**Directions:** Find every line of the listing below where "父母祝福你们" appears, and copy it.

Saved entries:
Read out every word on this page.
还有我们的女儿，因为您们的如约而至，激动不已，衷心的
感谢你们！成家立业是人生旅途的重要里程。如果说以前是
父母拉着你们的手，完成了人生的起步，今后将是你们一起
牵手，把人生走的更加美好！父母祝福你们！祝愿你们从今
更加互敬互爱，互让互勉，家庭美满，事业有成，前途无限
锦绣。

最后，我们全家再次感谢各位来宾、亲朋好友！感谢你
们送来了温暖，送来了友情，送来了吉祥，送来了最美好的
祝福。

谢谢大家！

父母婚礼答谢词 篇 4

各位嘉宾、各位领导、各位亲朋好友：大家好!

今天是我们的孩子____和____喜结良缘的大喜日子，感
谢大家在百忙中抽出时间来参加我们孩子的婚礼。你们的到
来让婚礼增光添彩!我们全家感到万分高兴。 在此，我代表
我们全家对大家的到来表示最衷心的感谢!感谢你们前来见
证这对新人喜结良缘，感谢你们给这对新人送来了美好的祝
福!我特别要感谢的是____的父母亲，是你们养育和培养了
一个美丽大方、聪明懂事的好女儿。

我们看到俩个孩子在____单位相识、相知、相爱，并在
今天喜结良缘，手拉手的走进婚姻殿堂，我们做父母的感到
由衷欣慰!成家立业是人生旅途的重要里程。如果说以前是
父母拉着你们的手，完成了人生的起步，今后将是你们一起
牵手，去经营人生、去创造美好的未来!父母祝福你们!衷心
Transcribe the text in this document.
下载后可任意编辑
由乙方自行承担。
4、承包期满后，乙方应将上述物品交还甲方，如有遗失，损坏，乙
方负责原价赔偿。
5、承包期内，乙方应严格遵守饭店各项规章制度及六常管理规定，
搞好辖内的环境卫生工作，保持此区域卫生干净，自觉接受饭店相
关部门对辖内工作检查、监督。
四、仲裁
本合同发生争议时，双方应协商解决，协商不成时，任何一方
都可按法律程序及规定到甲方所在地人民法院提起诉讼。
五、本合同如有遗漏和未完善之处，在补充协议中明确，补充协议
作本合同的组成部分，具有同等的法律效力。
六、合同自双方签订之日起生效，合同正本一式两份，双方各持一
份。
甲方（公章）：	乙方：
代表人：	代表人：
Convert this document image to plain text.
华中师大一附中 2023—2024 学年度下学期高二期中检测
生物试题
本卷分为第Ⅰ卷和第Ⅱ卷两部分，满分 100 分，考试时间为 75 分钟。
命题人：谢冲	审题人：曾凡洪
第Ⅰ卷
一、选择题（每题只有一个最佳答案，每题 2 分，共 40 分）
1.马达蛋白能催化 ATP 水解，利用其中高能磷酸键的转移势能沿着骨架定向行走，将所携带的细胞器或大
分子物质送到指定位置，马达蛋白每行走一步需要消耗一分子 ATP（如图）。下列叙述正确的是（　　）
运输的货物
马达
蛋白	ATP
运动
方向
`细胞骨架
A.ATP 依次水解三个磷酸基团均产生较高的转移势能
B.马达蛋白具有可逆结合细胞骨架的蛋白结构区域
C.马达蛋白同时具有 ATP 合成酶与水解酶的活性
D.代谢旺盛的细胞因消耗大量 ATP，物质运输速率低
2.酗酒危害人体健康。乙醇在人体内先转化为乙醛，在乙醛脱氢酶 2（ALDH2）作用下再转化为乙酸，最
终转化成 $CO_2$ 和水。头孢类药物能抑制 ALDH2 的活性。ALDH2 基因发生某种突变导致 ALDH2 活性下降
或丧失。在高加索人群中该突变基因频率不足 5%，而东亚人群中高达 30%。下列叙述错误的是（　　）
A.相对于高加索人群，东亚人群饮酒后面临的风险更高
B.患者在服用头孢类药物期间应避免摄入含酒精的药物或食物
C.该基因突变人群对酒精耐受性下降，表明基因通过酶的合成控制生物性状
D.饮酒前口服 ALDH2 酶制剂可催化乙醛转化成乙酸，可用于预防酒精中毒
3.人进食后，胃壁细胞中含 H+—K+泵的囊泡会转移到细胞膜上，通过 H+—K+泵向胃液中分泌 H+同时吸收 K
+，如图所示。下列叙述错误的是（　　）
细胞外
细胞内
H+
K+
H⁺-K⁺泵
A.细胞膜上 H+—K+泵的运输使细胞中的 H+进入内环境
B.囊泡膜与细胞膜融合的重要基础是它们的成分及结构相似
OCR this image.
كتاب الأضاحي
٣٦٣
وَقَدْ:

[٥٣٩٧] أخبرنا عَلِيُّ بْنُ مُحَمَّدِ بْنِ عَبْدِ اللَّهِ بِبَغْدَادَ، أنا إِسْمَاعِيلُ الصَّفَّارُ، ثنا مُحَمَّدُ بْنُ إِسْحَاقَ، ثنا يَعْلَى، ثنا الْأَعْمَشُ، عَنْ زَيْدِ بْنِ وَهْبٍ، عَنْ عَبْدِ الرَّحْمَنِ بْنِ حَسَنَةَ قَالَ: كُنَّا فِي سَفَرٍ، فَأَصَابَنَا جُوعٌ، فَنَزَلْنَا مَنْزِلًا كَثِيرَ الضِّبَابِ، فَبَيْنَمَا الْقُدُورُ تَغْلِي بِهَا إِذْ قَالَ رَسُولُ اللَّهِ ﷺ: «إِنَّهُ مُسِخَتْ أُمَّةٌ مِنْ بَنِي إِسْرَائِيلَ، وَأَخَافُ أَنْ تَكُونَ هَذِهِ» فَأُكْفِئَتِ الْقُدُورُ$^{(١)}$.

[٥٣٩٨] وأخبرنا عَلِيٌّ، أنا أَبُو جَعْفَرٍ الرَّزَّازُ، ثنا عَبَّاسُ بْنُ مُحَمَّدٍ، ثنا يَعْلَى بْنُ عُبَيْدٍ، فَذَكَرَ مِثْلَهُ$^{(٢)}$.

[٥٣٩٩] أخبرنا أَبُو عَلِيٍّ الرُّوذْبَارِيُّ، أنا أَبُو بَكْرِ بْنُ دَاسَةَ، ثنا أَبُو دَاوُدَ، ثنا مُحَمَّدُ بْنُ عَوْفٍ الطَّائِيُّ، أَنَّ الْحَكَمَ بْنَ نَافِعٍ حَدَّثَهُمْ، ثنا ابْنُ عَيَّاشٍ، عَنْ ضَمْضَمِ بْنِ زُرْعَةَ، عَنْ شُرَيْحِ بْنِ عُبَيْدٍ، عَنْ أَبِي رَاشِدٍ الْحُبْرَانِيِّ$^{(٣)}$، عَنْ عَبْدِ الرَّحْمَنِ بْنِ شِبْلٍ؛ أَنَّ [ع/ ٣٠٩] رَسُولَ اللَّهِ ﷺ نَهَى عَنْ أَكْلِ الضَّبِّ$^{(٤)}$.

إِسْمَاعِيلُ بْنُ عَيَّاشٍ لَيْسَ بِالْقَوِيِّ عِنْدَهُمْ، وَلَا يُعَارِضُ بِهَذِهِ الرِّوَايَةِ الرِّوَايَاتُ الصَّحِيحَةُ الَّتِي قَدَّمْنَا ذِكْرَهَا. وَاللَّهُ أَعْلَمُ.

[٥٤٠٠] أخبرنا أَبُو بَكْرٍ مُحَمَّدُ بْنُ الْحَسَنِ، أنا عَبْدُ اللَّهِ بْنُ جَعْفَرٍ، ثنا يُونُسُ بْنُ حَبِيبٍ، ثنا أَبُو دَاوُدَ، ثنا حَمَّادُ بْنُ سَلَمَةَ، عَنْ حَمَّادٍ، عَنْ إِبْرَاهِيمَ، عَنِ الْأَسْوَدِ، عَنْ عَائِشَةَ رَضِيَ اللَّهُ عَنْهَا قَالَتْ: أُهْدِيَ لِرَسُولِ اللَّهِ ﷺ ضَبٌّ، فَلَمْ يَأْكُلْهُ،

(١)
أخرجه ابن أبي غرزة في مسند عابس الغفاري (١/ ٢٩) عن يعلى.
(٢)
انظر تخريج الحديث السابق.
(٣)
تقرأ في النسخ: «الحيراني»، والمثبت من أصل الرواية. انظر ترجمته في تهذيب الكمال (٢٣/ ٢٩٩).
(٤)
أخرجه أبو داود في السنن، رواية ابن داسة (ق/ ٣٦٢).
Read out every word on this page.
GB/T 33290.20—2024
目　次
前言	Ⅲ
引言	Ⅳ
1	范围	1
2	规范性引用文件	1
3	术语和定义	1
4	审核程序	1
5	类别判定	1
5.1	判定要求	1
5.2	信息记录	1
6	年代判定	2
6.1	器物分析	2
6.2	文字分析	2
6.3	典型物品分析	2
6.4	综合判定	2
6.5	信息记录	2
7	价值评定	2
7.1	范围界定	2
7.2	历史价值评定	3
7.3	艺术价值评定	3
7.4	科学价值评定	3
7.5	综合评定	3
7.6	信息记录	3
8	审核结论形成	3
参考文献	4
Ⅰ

**Expected output:**
牵手，把人生走的更加美好！父母祝福你们！祝愿你们从今
牵手，去经营人生、去创造美好的未来!父母祝福你们!衷心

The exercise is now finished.